# [WHAT NEEDS TO BE DONE]
In the material below, find every line with "page" and pull it out.

▬▬▬▬▬▬▬▬▬▬

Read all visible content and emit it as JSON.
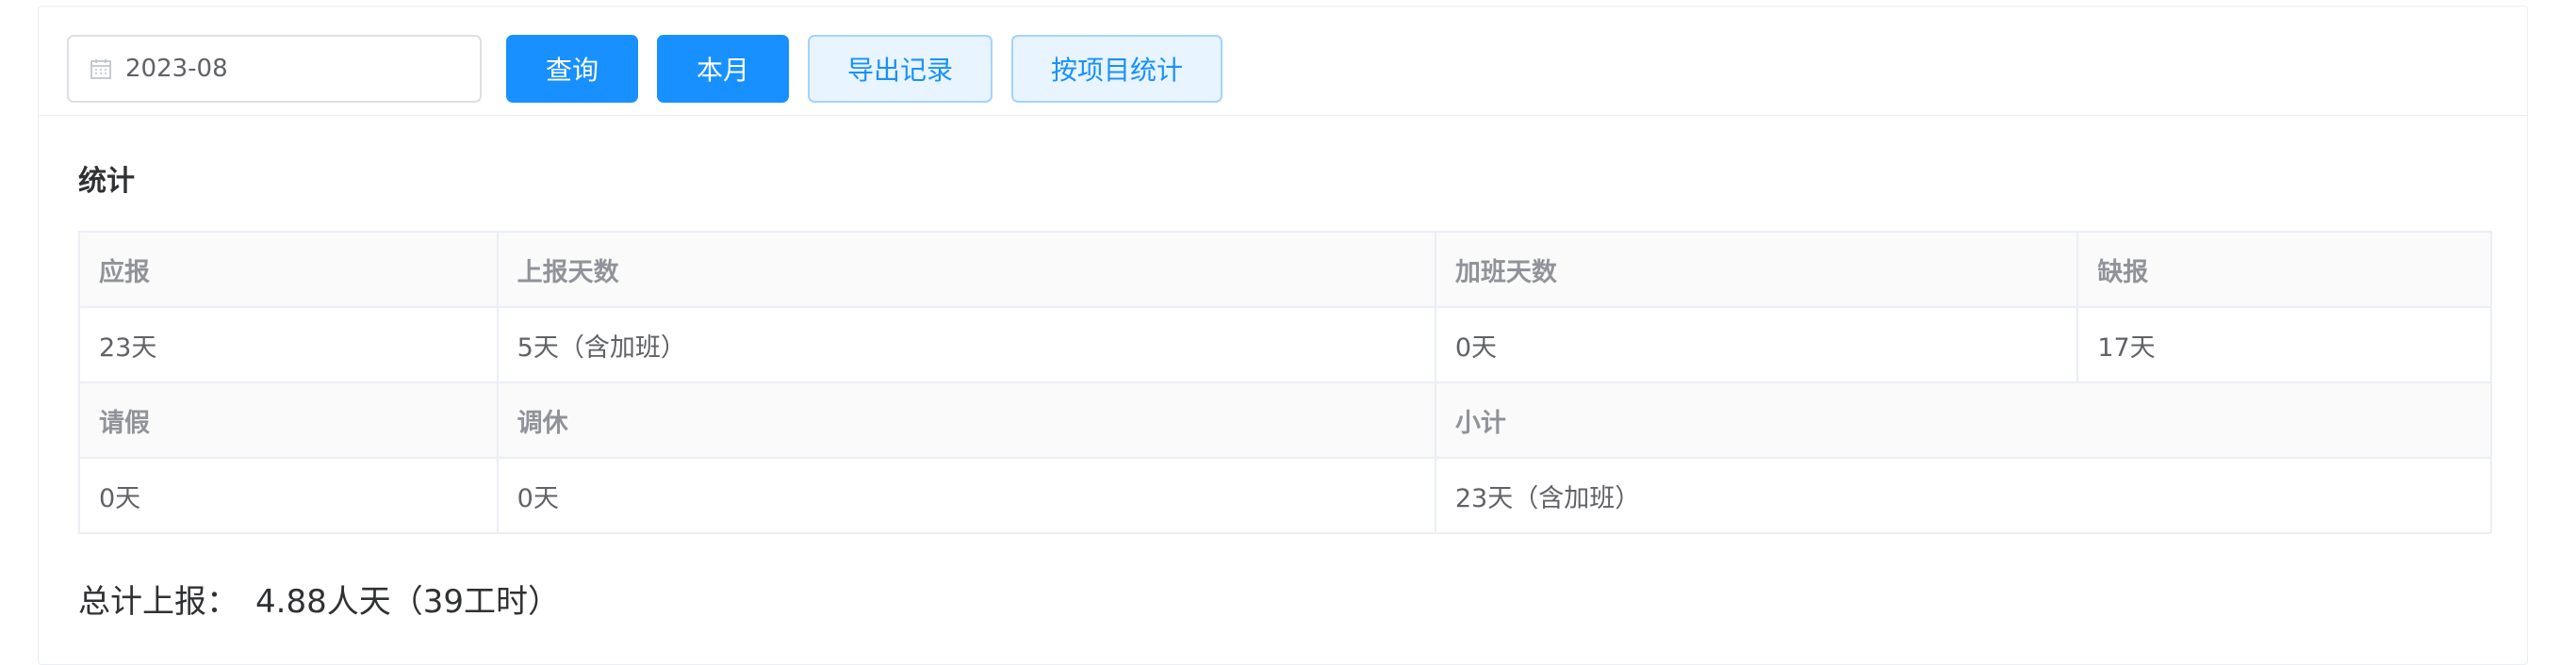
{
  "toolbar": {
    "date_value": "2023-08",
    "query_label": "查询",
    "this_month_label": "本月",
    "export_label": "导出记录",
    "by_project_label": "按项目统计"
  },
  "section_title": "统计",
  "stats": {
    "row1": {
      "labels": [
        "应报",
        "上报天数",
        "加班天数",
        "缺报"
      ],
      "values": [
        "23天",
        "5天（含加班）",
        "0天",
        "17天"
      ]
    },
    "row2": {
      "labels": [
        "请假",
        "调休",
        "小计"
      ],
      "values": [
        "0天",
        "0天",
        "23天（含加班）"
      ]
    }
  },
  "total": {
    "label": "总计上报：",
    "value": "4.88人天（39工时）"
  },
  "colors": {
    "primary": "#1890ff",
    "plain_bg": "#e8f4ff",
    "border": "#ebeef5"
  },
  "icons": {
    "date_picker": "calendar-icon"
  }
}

▬▬▬▬▬▬▬▬▬▬

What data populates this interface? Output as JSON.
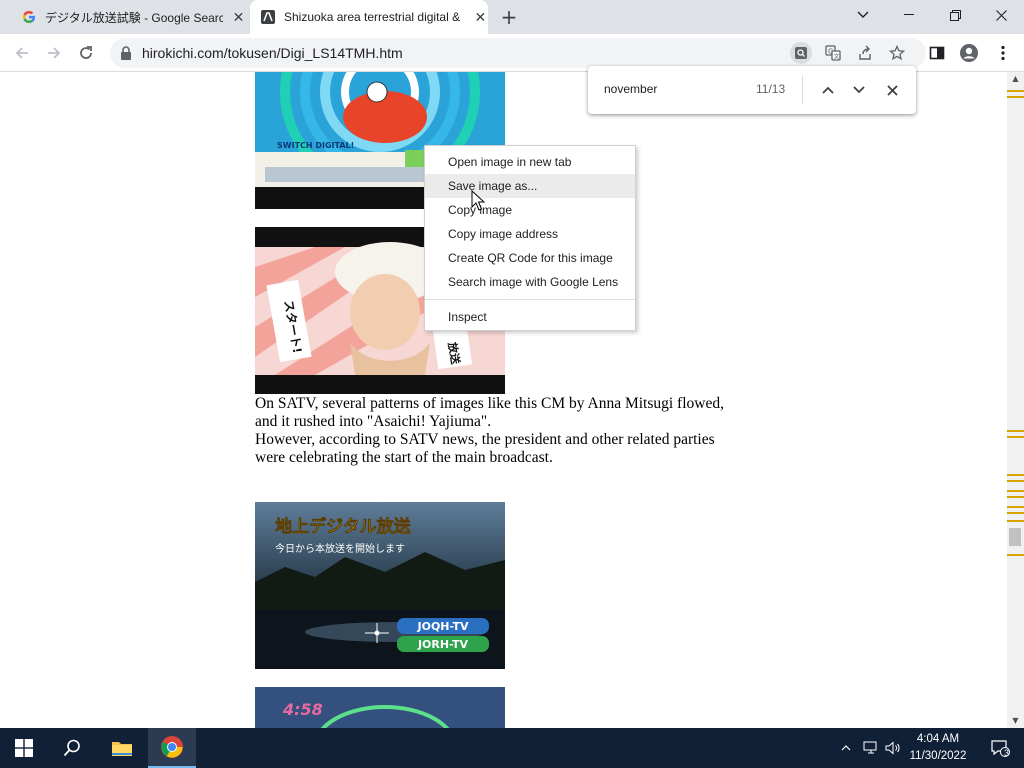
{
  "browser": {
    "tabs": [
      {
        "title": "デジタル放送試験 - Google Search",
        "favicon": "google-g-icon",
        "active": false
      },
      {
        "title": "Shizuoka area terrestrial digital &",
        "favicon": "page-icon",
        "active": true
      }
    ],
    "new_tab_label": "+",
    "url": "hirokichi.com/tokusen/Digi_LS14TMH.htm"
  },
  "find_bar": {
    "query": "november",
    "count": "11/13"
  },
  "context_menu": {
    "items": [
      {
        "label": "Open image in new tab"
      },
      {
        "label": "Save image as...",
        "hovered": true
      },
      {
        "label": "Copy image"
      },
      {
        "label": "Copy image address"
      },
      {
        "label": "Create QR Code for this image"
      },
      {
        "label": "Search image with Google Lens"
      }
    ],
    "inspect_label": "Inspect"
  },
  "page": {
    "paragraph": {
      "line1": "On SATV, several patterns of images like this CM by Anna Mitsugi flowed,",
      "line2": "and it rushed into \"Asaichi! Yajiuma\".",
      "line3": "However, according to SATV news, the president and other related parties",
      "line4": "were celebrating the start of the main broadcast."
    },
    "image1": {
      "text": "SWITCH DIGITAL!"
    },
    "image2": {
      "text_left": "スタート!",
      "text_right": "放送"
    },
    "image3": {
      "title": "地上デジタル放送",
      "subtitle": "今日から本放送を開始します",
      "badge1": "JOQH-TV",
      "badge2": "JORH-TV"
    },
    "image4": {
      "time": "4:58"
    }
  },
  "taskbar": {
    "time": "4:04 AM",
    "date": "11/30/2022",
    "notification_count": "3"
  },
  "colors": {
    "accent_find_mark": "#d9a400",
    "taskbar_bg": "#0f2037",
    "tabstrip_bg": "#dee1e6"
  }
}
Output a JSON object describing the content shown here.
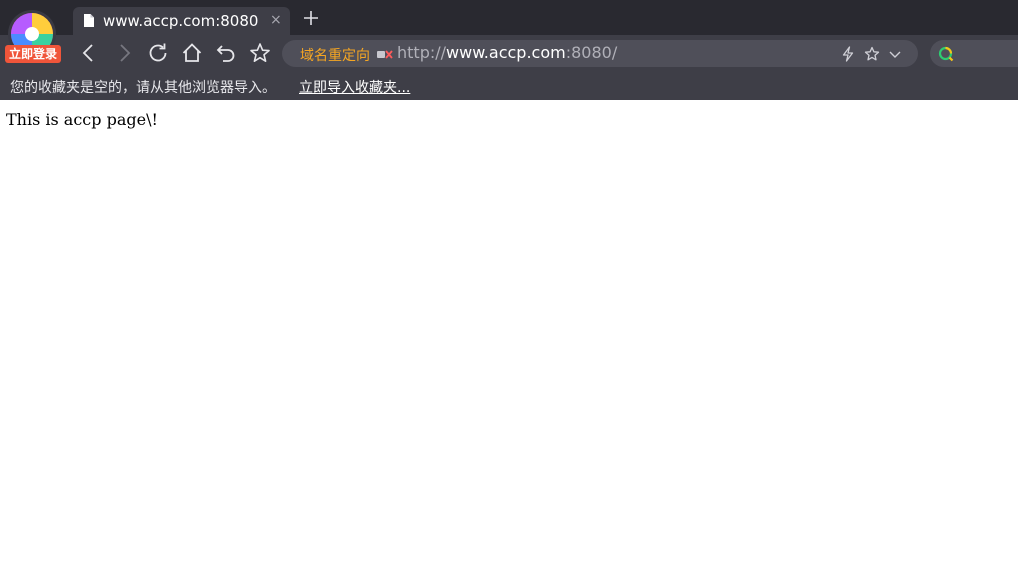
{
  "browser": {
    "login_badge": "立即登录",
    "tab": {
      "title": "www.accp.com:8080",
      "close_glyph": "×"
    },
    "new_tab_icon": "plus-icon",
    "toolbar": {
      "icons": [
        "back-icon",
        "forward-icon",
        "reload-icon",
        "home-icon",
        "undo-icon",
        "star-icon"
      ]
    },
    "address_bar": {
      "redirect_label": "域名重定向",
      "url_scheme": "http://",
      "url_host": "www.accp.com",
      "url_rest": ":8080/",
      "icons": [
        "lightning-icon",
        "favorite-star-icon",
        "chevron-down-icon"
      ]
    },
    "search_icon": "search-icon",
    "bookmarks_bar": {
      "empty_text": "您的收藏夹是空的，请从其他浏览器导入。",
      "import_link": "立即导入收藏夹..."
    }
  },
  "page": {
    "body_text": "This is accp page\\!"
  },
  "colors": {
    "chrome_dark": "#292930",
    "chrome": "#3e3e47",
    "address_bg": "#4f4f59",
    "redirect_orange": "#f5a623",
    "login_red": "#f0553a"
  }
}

▬▬▬▬▬▬▬▬▬▬

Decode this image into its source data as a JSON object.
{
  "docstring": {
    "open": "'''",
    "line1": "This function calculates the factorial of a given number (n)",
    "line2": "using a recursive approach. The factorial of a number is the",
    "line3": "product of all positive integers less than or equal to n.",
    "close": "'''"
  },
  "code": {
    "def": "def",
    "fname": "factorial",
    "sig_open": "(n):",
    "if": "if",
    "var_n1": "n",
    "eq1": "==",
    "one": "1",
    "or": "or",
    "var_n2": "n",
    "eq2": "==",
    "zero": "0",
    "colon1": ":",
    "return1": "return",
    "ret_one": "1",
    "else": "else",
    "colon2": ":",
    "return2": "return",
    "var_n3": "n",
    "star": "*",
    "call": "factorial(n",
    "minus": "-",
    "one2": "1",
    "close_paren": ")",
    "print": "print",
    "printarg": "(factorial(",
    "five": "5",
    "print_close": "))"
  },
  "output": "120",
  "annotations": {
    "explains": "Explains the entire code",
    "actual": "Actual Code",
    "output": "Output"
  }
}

▬▬▬▬▬▬▬▬▬▬

# [THE ANSWER]
        "favicon": "page-icon",
  "page": {
  "page": {
    "body_text": "This is accp page\\!"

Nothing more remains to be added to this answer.